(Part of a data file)
===
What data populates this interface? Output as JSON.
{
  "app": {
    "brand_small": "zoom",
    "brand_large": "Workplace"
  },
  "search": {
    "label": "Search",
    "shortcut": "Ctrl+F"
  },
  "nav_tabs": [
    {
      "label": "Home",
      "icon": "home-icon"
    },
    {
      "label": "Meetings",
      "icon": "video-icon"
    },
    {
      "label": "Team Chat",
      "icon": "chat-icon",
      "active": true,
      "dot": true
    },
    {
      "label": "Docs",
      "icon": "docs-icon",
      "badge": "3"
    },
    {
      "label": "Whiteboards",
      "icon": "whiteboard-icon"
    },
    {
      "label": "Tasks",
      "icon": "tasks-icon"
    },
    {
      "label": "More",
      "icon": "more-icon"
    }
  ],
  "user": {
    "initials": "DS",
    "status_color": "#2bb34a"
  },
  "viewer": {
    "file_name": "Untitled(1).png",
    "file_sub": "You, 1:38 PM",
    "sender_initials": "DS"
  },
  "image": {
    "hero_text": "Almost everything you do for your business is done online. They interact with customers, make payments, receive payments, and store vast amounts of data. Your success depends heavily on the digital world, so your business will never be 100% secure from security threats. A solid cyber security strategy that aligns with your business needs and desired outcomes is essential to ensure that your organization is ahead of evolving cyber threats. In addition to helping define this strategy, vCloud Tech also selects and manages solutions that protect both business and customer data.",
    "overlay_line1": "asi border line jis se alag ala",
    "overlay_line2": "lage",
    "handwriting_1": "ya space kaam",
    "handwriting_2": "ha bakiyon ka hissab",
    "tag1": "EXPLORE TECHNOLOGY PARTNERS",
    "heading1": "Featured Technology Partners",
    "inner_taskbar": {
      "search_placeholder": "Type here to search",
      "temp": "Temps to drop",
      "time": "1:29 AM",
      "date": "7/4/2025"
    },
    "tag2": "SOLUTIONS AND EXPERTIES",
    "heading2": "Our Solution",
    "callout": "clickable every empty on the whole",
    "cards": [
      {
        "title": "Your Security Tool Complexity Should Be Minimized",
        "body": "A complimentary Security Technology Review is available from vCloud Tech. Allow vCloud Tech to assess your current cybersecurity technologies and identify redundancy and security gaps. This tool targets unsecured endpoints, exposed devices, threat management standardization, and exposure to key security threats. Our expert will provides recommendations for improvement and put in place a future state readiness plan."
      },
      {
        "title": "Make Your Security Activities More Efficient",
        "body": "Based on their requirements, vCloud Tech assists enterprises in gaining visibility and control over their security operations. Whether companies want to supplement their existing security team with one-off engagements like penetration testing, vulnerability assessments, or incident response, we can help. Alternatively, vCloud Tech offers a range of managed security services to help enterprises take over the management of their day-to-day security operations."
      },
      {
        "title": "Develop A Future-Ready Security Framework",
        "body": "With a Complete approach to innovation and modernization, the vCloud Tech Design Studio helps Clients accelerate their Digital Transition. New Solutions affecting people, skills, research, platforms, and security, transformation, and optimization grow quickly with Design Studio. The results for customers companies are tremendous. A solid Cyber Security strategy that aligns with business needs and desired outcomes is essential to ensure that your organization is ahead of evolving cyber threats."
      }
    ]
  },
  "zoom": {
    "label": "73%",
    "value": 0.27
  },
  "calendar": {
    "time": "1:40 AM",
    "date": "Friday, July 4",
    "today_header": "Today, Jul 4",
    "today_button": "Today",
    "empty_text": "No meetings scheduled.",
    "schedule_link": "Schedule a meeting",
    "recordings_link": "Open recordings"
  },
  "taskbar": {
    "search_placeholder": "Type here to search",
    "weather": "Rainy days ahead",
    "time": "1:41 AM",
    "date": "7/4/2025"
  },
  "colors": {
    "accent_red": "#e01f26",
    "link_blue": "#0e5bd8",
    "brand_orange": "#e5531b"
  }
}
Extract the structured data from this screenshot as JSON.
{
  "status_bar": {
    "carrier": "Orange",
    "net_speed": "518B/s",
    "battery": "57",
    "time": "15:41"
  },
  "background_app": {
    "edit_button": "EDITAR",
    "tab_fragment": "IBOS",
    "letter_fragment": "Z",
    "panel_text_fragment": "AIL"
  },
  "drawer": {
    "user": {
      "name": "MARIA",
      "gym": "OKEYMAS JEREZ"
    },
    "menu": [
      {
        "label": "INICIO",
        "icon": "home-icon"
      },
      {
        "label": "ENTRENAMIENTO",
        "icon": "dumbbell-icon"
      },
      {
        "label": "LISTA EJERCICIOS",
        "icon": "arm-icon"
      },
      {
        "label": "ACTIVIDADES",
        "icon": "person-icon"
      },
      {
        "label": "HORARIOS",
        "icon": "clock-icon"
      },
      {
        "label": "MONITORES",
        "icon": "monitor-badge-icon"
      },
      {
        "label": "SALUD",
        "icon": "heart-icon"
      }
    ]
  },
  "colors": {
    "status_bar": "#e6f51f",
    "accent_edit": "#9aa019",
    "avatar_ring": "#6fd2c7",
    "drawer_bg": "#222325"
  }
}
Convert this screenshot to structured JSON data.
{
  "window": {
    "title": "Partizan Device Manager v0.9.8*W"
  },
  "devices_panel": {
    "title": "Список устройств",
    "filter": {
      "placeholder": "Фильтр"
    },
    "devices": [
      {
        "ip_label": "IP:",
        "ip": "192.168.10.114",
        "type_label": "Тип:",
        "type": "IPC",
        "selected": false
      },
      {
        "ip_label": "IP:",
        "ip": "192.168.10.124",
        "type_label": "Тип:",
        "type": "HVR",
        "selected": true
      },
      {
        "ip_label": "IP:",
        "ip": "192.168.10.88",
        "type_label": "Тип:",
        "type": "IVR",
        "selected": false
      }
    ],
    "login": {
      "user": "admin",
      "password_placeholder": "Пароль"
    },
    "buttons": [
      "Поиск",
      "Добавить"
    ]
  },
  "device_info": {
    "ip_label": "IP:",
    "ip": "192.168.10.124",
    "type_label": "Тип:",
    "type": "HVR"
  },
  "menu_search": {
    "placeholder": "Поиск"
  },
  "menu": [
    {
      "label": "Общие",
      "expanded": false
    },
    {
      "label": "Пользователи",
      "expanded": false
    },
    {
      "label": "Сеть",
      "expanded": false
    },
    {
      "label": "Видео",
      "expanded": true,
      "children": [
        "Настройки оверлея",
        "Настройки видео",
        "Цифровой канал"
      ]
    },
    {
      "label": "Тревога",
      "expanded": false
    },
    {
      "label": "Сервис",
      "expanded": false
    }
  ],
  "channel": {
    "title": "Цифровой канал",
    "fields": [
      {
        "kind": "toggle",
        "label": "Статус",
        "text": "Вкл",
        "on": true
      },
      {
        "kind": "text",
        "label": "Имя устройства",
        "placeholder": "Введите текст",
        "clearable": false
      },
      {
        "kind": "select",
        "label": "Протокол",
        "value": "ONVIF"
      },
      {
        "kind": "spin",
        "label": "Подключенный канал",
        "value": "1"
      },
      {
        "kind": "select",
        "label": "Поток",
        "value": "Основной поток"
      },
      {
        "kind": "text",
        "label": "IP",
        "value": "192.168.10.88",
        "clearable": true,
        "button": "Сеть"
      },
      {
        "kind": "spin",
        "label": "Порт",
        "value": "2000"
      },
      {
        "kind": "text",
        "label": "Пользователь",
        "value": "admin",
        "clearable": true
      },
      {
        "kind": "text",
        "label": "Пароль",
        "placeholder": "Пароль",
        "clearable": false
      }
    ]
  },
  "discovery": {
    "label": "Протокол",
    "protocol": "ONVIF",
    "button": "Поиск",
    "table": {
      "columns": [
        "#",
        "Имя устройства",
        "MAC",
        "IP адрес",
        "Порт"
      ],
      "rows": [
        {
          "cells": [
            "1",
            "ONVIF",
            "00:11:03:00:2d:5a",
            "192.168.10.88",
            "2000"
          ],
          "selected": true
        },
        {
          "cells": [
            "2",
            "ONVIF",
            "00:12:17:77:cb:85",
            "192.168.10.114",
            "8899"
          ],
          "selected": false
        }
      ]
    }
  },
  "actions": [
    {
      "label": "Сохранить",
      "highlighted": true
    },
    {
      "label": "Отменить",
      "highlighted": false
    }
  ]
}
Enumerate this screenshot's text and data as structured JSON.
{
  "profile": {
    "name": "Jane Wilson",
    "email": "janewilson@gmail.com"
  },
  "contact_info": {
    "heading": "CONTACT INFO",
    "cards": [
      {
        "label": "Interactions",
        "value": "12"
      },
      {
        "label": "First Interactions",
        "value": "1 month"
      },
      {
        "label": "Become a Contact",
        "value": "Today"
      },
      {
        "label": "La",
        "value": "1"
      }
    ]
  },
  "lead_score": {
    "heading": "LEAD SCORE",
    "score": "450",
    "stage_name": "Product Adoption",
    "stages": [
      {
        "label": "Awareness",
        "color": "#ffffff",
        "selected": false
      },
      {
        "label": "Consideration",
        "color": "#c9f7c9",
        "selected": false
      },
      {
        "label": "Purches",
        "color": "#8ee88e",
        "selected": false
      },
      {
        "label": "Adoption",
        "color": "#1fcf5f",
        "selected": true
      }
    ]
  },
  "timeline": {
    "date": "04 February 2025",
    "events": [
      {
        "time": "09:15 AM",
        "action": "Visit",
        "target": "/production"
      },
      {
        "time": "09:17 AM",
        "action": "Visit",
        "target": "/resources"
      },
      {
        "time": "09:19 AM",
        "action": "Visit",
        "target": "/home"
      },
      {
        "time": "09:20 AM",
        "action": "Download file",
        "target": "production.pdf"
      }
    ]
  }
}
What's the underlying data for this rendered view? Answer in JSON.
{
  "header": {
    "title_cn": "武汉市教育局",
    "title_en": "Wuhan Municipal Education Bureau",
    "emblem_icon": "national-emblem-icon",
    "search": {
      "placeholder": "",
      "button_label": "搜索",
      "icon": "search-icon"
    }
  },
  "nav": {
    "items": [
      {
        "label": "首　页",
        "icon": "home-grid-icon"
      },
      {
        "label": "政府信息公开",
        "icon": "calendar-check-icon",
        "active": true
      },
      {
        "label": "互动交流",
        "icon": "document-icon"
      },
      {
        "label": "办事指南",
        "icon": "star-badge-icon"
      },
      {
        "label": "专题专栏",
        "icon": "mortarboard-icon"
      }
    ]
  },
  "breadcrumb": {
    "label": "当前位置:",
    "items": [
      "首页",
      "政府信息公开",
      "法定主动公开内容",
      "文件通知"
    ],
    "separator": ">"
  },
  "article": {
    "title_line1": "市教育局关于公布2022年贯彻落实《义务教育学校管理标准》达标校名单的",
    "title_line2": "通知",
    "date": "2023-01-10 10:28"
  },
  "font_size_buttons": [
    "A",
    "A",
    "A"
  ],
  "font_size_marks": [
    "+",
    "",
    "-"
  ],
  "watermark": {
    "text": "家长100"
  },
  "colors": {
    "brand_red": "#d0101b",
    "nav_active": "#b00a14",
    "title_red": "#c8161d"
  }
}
===
## Set task
Each line containing the word "screenshot" counts once; say how many such lines there are, giving only the number.

## Task output
3